• _EXERCISE_: Extract each line of the data below exactly as written.

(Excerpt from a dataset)
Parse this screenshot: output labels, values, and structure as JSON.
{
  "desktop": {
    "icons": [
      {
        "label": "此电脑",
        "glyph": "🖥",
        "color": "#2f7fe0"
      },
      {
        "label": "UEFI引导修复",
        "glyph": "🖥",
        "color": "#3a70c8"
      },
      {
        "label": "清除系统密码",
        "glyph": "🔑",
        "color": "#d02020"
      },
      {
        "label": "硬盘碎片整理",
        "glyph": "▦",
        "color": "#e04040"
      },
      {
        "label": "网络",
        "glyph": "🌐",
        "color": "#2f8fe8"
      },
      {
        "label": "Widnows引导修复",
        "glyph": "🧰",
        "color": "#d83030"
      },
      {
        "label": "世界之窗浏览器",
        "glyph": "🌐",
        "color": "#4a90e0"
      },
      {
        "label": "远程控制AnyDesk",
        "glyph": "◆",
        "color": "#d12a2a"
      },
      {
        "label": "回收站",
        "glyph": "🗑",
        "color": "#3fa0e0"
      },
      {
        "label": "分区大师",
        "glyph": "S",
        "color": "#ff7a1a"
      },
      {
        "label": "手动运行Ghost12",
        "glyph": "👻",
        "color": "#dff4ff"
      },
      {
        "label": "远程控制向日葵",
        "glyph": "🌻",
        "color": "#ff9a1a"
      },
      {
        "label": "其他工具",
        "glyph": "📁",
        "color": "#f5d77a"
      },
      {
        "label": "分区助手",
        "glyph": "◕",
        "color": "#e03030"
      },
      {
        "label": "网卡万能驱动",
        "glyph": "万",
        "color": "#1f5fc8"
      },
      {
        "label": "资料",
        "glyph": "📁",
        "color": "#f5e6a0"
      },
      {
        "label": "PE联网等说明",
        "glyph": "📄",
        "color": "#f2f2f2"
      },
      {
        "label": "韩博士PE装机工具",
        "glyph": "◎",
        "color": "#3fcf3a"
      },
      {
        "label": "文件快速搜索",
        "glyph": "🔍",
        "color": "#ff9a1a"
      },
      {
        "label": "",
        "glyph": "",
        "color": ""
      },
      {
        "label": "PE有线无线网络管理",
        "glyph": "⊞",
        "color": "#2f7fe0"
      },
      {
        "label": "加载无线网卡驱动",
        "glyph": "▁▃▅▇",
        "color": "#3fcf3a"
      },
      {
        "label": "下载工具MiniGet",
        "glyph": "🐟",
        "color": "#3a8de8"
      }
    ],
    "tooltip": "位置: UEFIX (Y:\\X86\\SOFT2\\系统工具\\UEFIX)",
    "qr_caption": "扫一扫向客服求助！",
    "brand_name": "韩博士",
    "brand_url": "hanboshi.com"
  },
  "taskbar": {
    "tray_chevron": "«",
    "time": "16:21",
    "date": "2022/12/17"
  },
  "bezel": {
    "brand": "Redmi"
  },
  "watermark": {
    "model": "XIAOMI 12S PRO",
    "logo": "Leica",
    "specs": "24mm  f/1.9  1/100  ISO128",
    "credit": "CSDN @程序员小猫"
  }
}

• _ANSWER TO THIS PROBLEM_:
Parse this screenshot: output labels, values, and structure as JSON.
{
  "desktop": {
    "icons": [
      {
        "label": "此电脑",
        "glyph": "🖥",
        "color": "#2f7fe0"
      },
      {
        "label": "UEFI引导修复",
        "glyph": "🖥",
        "color": "#3a70c8"
      },
      {
        "label": "清除系统密码",
        "glyph": "🔑",
        "color": "#d02020"
      },
      {
        "label": "硬盘碎片整理",
        "glyph": "▦",
        "color": "#e04040"
      },
      {
        "label": "网络",
        "glyph": "🌐",
        "color": "#2f8fe8"
      },
      {
        "label": "Widnows引导修复",
        "glyph": "🧰",
        "color": "#d83030"
      },
      {
        "label": "世界之窗浏览器",
        "glyph": "🌐",
        "color": "#4a90e0"
      },
      {
        "label": "远程控制AnyDesk",
        "glyph": "◆",
        "color": "#d12a2a"
      },
      {
        "label": "回收站",
        "glyph": "🗑",
        "color": "#3fa0e0"
      },
      {
        "label": "分区大师",
        "glyph": "S",
        "color": "#ff7a1a"
      },
      {
        "label": "手动运行Ghost12",
        "glyph": "👻",
        "color": "#dff4ff"
      },
      {
        "label": "远程控制向日葵",
        "glyph": "🌻",
        "color": "#ff9a1a"
      },
      {
        "label": "其他工具",
        "glyph": "📁",
        "color": "#f5d77a"
      },
      {
        "label": "分区助手",
        "glyph": "◕",
        "color": "#e03030"
      },
      {
        "label": "网卡万能驱动",
        "glyph": "万",
        "color": "#1f5fc8"
      },
      {
        "label": "资料",
        "glyph": "📁",
        "color": "#f5e6a0"
      },
      {
        "label": "PE联网等说明",
        "glyph": "📄",
        "color": "#f2f2f2"
      },
      {
        "label": "韩博士PE装机工具",
        "glyph": "◎",
        "color": "#3fcf3a"
      },
      {
        "label": "文件快速搜索",
        "glyph": "🔍",
        "color": "#ff9a1a"
      },
      {
        "label": "",
        "glyph": "",
        "color": ""
      },
      {
        "label": "PE有线无线网络管理",
        "glyph": "⊞",
        "color": "#2f7fe0"
      },
      {
        "label": "加载无线网卡驱动",
        "glyph": "▁▃▅▇",
        "color": "#3fcf3a"
      },
      {
        "label": "下载工具MiniGet",
        "glyph": "🐟",
        "color": "#3a8de8"
      }
    ],
    "tooltip": "位置: UEFIX (Y:\\X86\\SOFT2\\系统工具\\UEFIX)",
    "qr_caption": "扫一扫向客服求助！",
    "brand_name": "韩博士",
    "brand_url": "hanboshi.com"
  },
  "taskbar": {
    "tray_chevron": "«",
    "time": "16:21",
    "date": "2022/12/17"
  },
  "bezel": {
    "brand": "Redmi"
  },
  "watermark": {
    "model": "XIAOMI 12S PRO",
    "logo": "Leica",
    "specs": "24mm  f/1.9  1/100  ISO128",
    "credit": "CSDN @程序员小猫"
  }
}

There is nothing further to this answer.